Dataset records
((

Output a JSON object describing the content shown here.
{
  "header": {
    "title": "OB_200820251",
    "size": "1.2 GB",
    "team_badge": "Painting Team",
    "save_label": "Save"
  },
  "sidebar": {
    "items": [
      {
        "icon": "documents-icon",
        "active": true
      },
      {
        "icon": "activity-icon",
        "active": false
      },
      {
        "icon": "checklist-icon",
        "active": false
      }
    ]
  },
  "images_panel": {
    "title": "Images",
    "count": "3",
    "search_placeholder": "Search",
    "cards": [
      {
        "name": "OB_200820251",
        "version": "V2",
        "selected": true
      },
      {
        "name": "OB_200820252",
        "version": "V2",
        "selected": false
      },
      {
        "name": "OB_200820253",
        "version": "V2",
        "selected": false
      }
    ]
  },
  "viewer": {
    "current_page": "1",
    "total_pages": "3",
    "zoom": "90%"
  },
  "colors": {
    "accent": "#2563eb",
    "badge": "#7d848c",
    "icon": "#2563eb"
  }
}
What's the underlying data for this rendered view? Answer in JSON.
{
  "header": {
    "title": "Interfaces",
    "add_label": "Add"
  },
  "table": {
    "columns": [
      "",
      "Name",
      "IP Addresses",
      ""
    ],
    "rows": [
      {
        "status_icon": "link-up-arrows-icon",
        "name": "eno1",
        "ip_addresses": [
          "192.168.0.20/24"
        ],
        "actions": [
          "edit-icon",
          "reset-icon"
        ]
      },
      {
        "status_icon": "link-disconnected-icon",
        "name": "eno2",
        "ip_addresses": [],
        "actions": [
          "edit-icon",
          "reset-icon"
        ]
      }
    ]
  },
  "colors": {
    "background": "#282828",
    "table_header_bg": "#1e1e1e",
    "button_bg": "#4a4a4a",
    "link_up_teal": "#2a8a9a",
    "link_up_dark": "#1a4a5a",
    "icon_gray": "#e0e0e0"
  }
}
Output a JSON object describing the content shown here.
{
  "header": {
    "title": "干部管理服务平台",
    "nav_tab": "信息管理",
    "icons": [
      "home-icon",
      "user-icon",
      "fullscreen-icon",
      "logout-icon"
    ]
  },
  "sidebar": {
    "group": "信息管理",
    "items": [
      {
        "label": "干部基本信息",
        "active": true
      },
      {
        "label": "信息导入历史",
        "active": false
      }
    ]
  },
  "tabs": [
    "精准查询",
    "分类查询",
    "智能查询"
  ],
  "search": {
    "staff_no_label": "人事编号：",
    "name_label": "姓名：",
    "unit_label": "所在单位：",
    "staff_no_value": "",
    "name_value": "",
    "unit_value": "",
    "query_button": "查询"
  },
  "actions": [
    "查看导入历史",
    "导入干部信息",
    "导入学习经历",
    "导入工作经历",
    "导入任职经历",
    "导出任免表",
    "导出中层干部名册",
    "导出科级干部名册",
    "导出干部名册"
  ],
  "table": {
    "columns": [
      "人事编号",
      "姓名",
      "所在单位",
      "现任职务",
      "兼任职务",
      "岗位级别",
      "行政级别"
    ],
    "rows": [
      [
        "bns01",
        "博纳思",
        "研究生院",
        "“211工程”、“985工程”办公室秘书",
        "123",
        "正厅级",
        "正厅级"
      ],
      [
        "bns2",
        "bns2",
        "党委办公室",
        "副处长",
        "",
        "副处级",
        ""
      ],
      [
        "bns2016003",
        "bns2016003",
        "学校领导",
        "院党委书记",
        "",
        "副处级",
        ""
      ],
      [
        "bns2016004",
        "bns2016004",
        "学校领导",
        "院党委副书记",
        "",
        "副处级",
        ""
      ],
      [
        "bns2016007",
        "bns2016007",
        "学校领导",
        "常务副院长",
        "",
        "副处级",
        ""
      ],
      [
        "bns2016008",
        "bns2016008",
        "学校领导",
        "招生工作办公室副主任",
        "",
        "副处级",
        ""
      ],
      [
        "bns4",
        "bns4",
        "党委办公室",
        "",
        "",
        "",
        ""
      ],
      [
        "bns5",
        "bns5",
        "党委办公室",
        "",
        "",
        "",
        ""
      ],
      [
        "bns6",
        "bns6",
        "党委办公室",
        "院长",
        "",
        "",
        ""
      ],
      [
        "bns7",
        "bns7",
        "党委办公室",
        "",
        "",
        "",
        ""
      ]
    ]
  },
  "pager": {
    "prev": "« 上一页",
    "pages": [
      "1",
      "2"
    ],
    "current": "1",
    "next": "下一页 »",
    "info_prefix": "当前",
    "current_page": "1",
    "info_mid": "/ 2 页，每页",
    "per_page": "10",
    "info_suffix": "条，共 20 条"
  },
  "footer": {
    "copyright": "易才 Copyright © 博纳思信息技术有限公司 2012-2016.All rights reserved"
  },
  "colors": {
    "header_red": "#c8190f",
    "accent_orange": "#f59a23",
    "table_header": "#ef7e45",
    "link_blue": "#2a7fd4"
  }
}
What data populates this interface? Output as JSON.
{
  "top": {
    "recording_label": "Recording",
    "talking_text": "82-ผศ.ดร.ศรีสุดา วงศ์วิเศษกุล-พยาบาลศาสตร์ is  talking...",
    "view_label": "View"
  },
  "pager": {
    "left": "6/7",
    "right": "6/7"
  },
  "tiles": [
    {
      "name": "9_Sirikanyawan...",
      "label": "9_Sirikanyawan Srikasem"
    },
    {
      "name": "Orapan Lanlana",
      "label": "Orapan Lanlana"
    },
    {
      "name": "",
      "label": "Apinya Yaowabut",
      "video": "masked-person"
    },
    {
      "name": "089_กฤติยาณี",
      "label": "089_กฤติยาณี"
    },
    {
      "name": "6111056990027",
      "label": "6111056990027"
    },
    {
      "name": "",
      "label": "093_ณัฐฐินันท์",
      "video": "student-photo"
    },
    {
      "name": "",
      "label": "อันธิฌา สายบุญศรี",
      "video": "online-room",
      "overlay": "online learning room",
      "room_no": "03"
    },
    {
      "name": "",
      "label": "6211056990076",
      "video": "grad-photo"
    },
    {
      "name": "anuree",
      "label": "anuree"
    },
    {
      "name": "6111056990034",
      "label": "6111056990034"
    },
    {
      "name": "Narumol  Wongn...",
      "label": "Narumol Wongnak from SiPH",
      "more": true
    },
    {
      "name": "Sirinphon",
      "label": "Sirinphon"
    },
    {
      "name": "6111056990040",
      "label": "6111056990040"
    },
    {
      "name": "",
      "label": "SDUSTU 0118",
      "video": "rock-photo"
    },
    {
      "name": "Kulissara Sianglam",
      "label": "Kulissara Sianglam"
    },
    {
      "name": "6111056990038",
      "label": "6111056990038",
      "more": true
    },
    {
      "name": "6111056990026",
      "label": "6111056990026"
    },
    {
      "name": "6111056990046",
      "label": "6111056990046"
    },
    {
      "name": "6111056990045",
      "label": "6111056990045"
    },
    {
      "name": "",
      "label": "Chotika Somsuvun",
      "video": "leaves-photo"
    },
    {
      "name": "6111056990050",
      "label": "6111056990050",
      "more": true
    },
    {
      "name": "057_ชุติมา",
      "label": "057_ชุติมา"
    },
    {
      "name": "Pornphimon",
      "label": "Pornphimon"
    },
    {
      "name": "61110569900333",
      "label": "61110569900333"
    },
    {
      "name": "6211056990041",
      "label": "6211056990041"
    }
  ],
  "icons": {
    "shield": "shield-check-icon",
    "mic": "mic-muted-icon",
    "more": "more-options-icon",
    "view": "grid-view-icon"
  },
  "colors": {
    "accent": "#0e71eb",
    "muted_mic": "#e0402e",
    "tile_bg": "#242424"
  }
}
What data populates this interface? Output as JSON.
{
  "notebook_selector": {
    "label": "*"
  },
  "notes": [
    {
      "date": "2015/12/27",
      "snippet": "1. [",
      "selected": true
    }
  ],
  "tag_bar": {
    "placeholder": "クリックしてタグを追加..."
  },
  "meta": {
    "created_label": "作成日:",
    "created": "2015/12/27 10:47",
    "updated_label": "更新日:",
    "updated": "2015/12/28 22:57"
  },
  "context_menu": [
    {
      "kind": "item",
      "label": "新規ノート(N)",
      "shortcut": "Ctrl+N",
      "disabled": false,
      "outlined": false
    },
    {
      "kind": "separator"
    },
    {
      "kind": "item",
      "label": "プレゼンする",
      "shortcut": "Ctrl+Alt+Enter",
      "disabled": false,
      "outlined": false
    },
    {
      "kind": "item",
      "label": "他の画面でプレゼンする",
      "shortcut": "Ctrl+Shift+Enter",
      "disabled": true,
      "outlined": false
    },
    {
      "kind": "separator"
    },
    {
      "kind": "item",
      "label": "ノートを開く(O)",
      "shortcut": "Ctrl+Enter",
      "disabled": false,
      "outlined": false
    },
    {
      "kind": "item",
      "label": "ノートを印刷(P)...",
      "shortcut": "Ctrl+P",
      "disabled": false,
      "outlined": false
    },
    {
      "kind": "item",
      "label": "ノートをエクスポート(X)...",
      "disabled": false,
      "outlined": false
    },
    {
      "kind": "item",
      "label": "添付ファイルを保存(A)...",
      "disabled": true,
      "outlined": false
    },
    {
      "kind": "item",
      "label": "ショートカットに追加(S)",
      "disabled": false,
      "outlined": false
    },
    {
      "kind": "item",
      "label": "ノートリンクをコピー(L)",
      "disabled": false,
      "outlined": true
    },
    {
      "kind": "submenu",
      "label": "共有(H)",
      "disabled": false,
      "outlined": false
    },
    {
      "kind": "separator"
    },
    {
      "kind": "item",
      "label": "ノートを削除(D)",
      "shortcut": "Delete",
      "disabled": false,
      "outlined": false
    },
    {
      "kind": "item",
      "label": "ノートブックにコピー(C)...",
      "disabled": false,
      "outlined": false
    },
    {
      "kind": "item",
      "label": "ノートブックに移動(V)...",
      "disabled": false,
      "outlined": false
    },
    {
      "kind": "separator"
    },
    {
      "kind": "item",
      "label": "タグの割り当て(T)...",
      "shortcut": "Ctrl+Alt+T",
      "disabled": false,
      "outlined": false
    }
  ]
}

))

*Your task:*
Reply with the number of lines in the data that include the string "Ctrl" and nothing else.

*Result of the task:*
6